▸ What needs to be done:
Locate the line containing "What's the underlying" in the material below. Copy that line and all following lines through the end exactly, omitting any pictures.

-- start --

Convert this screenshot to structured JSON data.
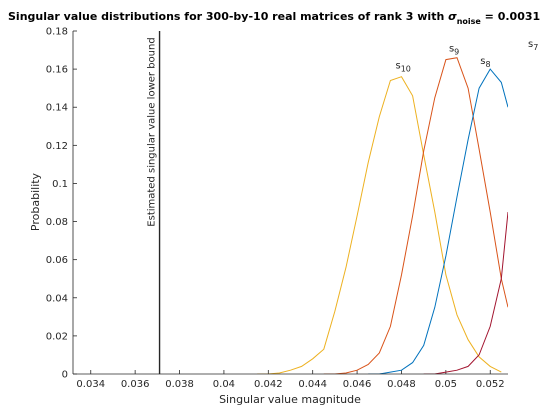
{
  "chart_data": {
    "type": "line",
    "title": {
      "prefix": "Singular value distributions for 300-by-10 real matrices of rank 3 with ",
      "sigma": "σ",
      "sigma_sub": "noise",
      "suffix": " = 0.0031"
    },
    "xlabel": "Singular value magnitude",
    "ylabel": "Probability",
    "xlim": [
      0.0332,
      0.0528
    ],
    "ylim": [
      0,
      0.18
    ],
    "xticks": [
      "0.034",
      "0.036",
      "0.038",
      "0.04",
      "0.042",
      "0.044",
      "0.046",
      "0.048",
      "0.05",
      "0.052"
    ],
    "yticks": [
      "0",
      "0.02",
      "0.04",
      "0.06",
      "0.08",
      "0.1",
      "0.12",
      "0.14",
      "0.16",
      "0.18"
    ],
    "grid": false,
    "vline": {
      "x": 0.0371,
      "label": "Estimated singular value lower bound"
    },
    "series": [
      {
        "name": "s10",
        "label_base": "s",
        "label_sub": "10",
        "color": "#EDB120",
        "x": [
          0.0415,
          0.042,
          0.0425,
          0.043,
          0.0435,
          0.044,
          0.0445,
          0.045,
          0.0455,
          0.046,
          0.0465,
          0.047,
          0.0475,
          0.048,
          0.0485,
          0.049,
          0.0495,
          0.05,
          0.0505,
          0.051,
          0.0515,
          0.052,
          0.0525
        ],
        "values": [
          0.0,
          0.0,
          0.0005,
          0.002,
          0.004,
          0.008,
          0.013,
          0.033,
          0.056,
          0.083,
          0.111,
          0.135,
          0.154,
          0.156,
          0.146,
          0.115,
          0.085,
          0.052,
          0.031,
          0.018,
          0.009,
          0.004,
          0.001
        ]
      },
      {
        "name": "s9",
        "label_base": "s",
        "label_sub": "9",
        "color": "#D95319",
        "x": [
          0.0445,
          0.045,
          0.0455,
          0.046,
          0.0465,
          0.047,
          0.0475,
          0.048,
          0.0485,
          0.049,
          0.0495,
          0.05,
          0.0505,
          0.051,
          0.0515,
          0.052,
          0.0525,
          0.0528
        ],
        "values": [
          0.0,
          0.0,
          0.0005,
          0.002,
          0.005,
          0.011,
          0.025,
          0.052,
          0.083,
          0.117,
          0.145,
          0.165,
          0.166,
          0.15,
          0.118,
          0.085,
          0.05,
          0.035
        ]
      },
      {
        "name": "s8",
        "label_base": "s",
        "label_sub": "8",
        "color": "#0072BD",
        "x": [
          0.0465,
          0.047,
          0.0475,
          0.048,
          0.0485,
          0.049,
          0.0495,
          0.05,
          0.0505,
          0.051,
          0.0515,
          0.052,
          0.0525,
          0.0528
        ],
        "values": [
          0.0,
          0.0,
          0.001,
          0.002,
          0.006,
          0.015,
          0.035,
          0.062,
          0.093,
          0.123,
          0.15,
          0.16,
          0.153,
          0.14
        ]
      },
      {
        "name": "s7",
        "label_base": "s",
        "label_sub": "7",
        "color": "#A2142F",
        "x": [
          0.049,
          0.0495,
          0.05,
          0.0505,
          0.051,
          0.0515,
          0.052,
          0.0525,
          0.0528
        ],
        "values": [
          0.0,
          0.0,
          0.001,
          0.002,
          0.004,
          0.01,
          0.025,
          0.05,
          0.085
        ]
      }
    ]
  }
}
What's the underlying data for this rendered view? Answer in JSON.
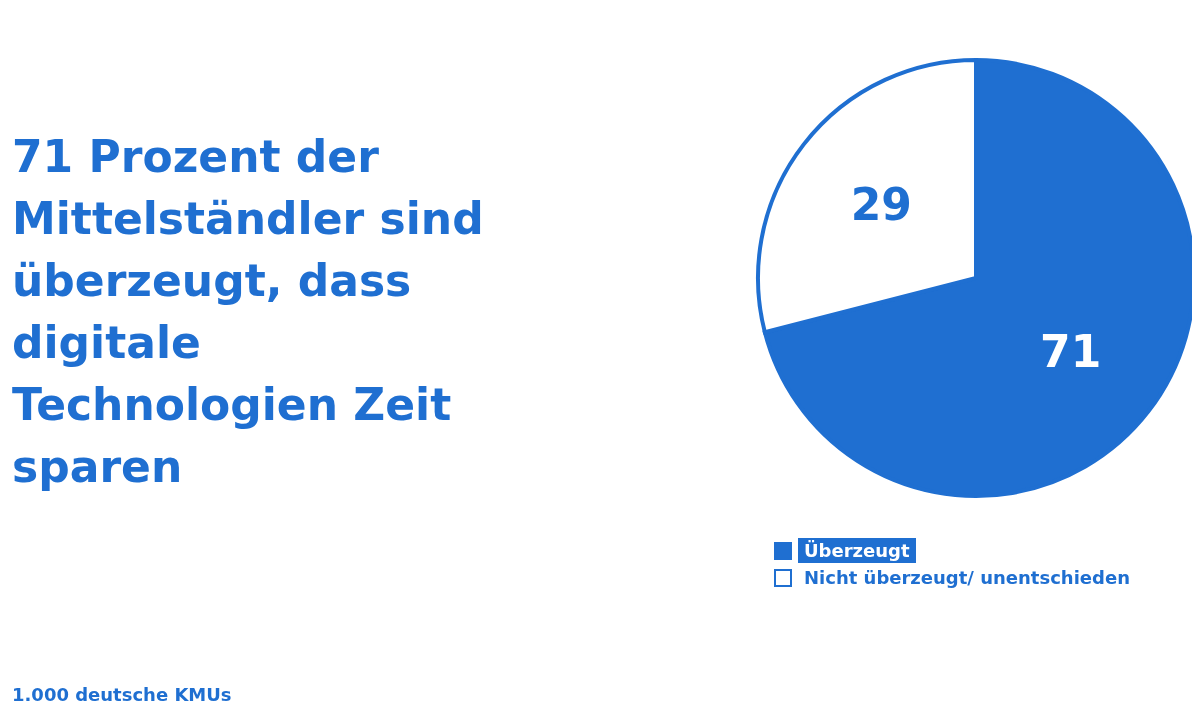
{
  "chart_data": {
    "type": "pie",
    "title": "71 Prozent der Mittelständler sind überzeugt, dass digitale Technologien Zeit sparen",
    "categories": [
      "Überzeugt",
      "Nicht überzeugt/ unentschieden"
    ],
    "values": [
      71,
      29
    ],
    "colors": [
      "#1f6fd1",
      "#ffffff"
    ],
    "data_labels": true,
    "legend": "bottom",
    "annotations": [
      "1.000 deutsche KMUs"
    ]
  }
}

-- end --

▸ Response:
What's the underlying data for this rendered view? Answer in JSON.
{
  "chart_data": {
    "type": "pie",
    "title": "71 Prozent der Mittelständler sind überzeugt, dass digitale Technologien Zeit sparen",
    "categories": [
      "Überzeugt",
      "Nicht überzeugt/ unentschieden"
    ],
    "values": [
      71,
      29
    ],
    "colors": [
      "#1f6fd1",
      "#ffffff"
    ],
    "data_labels": true,
    "legend": "bottom",
    "annotations": [
      "1.000 deutsche KMUs"
    ]
  }
}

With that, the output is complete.